WHAT TO DO — Return the full listing exactly as it is written.

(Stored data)
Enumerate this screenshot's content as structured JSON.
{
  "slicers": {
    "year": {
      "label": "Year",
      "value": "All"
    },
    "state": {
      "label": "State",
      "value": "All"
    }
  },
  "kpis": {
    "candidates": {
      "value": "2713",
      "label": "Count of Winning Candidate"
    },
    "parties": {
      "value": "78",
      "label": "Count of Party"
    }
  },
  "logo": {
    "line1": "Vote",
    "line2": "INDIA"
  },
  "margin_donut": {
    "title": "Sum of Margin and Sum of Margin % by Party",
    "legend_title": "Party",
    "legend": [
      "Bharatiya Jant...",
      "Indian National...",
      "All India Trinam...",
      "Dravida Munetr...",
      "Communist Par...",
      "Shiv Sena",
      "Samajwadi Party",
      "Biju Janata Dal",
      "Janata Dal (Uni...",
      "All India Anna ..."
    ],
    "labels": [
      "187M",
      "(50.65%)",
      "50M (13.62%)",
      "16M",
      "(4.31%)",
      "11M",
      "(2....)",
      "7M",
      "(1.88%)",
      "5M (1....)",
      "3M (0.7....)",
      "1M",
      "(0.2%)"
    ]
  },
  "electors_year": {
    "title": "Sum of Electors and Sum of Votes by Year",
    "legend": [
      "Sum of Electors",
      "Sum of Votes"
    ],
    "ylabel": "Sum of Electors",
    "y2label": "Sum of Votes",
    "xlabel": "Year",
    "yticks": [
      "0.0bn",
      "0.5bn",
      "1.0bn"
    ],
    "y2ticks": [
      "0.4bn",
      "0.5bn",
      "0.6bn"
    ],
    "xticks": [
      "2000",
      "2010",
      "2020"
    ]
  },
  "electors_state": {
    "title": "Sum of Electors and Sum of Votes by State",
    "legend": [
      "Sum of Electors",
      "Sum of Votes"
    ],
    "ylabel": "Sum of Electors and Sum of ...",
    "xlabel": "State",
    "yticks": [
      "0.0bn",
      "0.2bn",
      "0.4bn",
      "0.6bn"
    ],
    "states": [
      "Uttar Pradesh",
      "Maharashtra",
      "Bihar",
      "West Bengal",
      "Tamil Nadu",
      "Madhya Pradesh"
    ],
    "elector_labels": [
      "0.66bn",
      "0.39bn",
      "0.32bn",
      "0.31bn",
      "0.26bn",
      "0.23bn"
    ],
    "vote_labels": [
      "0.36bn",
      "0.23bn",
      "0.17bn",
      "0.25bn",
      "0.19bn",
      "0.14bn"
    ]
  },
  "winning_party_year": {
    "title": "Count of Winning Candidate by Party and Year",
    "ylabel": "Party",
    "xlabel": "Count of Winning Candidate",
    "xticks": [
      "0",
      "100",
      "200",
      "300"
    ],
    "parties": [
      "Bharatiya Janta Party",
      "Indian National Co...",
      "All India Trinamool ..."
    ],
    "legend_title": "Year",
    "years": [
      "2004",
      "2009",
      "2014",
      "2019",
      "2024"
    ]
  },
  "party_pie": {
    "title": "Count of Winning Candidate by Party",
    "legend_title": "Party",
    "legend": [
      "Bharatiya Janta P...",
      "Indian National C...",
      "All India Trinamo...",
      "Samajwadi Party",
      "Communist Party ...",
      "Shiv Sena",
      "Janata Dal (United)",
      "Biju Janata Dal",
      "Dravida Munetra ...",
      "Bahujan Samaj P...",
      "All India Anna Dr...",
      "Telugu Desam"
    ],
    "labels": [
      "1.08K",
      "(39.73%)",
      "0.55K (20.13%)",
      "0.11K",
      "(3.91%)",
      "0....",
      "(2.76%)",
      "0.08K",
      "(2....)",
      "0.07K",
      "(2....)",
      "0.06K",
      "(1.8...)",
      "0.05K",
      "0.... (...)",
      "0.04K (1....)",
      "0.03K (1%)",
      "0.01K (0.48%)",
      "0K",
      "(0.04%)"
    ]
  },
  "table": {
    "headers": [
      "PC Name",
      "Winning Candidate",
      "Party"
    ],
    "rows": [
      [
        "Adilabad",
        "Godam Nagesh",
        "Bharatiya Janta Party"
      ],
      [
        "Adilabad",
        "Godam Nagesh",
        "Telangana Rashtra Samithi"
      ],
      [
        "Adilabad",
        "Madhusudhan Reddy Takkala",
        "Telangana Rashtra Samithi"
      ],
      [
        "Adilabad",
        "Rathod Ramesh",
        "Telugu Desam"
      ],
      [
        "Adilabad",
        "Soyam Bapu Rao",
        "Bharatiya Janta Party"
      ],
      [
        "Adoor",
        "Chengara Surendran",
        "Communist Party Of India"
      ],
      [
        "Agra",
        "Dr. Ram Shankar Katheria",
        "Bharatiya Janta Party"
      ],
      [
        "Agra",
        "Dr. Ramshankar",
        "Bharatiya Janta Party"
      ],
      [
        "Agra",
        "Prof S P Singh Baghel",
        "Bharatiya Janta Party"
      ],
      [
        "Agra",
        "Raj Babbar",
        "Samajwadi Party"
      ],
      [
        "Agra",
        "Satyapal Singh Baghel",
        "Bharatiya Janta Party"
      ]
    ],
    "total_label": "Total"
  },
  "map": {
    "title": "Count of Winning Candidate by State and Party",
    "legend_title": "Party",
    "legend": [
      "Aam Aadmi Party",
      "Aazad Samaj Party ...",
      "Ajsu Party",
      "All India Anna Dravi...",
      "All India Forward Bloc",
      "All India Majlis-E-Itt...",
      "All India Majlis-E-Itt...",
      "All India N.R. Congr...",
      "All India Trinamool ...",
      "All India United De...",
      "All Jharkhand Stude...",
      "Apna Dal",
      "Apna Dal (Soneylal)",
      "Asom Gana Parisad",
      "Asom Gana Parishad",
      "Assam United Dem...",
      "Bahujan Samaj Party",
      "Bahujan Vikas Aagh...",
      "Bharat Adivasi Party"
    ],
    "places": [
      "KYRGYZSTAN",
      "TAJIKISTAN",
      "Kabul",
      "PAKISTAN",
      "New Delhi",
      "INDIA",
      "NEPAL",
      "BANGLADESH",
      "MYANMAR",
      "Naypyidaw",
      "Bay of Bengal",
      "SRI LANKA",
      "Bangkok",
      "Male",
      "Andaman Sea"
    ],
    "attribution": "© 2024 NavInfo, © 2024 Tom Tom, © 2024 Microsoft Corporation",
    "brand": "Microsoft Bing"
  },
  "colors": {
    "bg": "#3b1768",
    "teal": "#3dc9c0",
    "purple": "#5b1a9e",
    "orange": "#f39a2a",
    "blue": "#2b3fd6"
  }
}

FULL OUTPUT —
Enumerate this screenshot's content as structured JSON.
{
  "slicers": {
    "year": {
      "label": "Year",
      "value": "All"
    },
    "state": {
      "label": "State",
      "value": "All"
    }
  },
  "kpis": {
    "candidates": {
      "value": "2713",
      "label": "Count of Winning Candidate"
    },
    "parties": {
      "value": "78",
      "label": "Count of Party"
    }
  },
  "logo": {
    "line1": "Vote",
    "line2": "INDIA"
  },
  "margin_donut": {
    "title": "Sum of Margin and Sum of Margin % by Party",
    "legend_title": "Party",
    "legend": [
      "Bharatiya Jant...",
      "Indian National...",
      "All India Trinam...",
      "Dravida Munetr...",
      "Communist Par...",
      "Shiv Sena",
      "Samajwadi Party",
      "Biju Janata Dal",
      "Janata Dal (Uni...",
      "All India Anna ..."
    ],
    "labels": [
      "187M",
      "(50.65%)",
      "50M (13.62%)",
      "16M",
      "(4.31%)",
      "11M",
      "(2....)",
      "7M",
      "(1.88%)",
      "5M (1....)",
      "3M (0.7....)",
      "1M",
      "(0.2%)"
    ]
  },
  "electors_year": {
    "title": "Sum of Electors and Sum of Votes by Year",
    "legend": [
      "Sum of Electors",
      "Sum of Votes"
    ],
    "ylabel": "Sum of Electors",
    "y2label": "Sum of Votes",
    "xlabel": "Year",
    "yticks": [
      "0.0bn",
      "0.5bn",
      "1.0bn"
    ],
    "y2ticks": [
      "0.4bn",
      "0.5bn",
      "0.6bn"
    ],
    "xticks": [
      "2000",
      "2010",
      "2020"
    ]
  },
  "electors_state": {
    "title": "Sum of Electors and Sum of Votes by State",
    "legend": [
      "Sum of Electors",
      "Sum of Votes"
    ],
    "ylabel": "Sum of Electors and Sum of ...",
    "xlabel": "State",
    "yticks": [
      "0.0bn",
      "0.2bn",
      "0.4bn",
      "0.6bn"
    ],
    "states": [
      "Uttar Pradesh",
      "Maharashtra",
      "Bihar",
      "West Bengal",
      "Tamil Nadu",
      "Madhya Pradesh"
    ],
    "elector_labels": [
      "0.66bn",
      "0.39bn",
      "0.32bn",
      "0.31bn",
      "0.26bn",
      "0.23bn"
    ],
    "vote_labels": [
      "0.36bn",
      "0.23bn",
      "0.17bn",
      "0.25bn",
      "0.19bn",
      "0.14bn"
    ]
  },
  "winning_party_year": {
    "title": "Count of Winning Candidate by Party and Year",
    "ylabel": "Party",
    "xlabel": "Count of Winning Candidate",
    "xticks": [
      "0",
      "100",
      "200",
      "300"
    ],
    "parties": [
      "Bharatiya Janta Party",
      "Indian National Co...",
      "All India Trinamool ..."
    ],
    "legend_title": "Year",
    "years": [
      "2004",
      "2009",
      "2014",
      "2019",
      "2024"
    ]
  },
  "party_pie": {
    "title": "Count of Winning Candidate by Party",
    "legend_title": "Party",
    "legend": [
      "Bharatiya Janta P...",
      "Indian National C...",
      "All India Trinamo...",
      "Samajwadi Party",
      "Communist Party ...",
      "Shiv Sena",
      "Janata Dal (United)",
      "Biju Janata Dal",
      "Dravida Munetra ...",
      "Bahujan Samaj P...",
      "All India Anna Dr...",
      "Telugu Desam"
    ],
    "labels": [
      "1.08K",
      "(39.73%)",
      "0.55K (20.13%)",
      "0.11K",
      "(3.91%)",
      "0....",
      "(2.76%)",
      "0.08K",
      "(2....)",
      "0.07K",
      "(2....)",
      "0.06K",
      "(1.8...)",
      "0.05K",
      "0.... (...)",
      "0.04K (1....)",
      "0.03K (1%)",
      "0.01K (0.48%)",
      "0K",
      "(0.04%)"
    ]
  },
  "table": {
    "headers": [
      "PC Name",
      "Winning Candidate",
      "Party"
    ],
    "rows": [
      [
        "Adilabad",
        "Godam Nagesh",
        "Bharatiya Janta Party"
      ],
      [
        "Adilabad",
        "Godam Nagesh",
        "Telangana Rashtra Samithi"
      ],
      [
        "Adilabad",
        "Madhusudhan Reddy Takkala",
        "Telangana Rashtra Samithi"
      ],
      [
        "Adilabad",
        "Rathod Ramesh",
        "Telugu Desam"
      ],
      [
        "Adilabad",
        "Soyam Bapu Rao",
        "Bharatiya Janta Party"
      ],
      [
        "Adoor",
        "Chengara Surendran",
        "Communist Party Of India"
      ],
      [
        "Agra",
        "Dr. Ram Shankar Katheria",
        "Bharatiya Janta Party"
      ],
      [
        "Agra",
        "Dr. Ramshankar",
        "Bharatiya Janta Party"
      ],
      [
        "Agra",
        "Prof S P Singh Baghel",
        "Bharatiya Janta Party"
      ],
      [
        "Agra",
        "Raj Babbar",
        "Samajwadi Party"
      ],
      [
        "Agra",
        "Satyapal Singh Baghel",
        "Bharatiya Janta Party"
      ]
    ],
    "total_label": "Total"
  },
  "map": {
    "title": "Count of Winning Candidate by State and Party",
    "legend_title": "Party",
    "legend": [
      "Aam Aadmi Party",
      "Aazad Samaj Party ...",
      "Ajsu Party",
      "All India Anna Dravi...",
      "All India Forward Bloc",
      "All India Majlis-E-Itt...",
      "All India Majlis-E-Itt...",
      "All India N.R. Congr...",
      "All India Trinamool ...",
      "All India United De...",
      "All Jharkhand Stude...",
      "Apna Dal",
      "Apna Dal (Soneylal)",
      "Asom Gana Parisad",
      "Asom Gana Parishad",
      "Assam United Dem...",
      "Bahujan Samaj Party",
      "Bahujan Vikas Aagh...",
      "Bharat Adivasi Party"
    ],
    "places": [
      "KYRGYZSTAN",
      "TAJIKISTAN",
      "Kabul",
      "PAKISTAN",
      "New Delhi",
      "INDIA",
      "NEPAL",
      "BANGLADESH",
      "MYANMAR",
      "Naypyidaw",
      "Bay of Bengal",
      "SRI LANKA",
      "Bangkok",
      "Male",
      "Andaman Sea"
    ],
    "attribution": "© 2024 NavInfo, © 2024 Tom Tom, © 2024 Microsoft Corporation",
    "brand": "Microsoft Bing"
  },
  "colors": {
    "bg": "#3b1768",
    "teal": "#3dc9c0",
    "purple": "#5b1a9e",
    "orange": "#f39a2a",
    "blue": "#2b3fd6"
  }
}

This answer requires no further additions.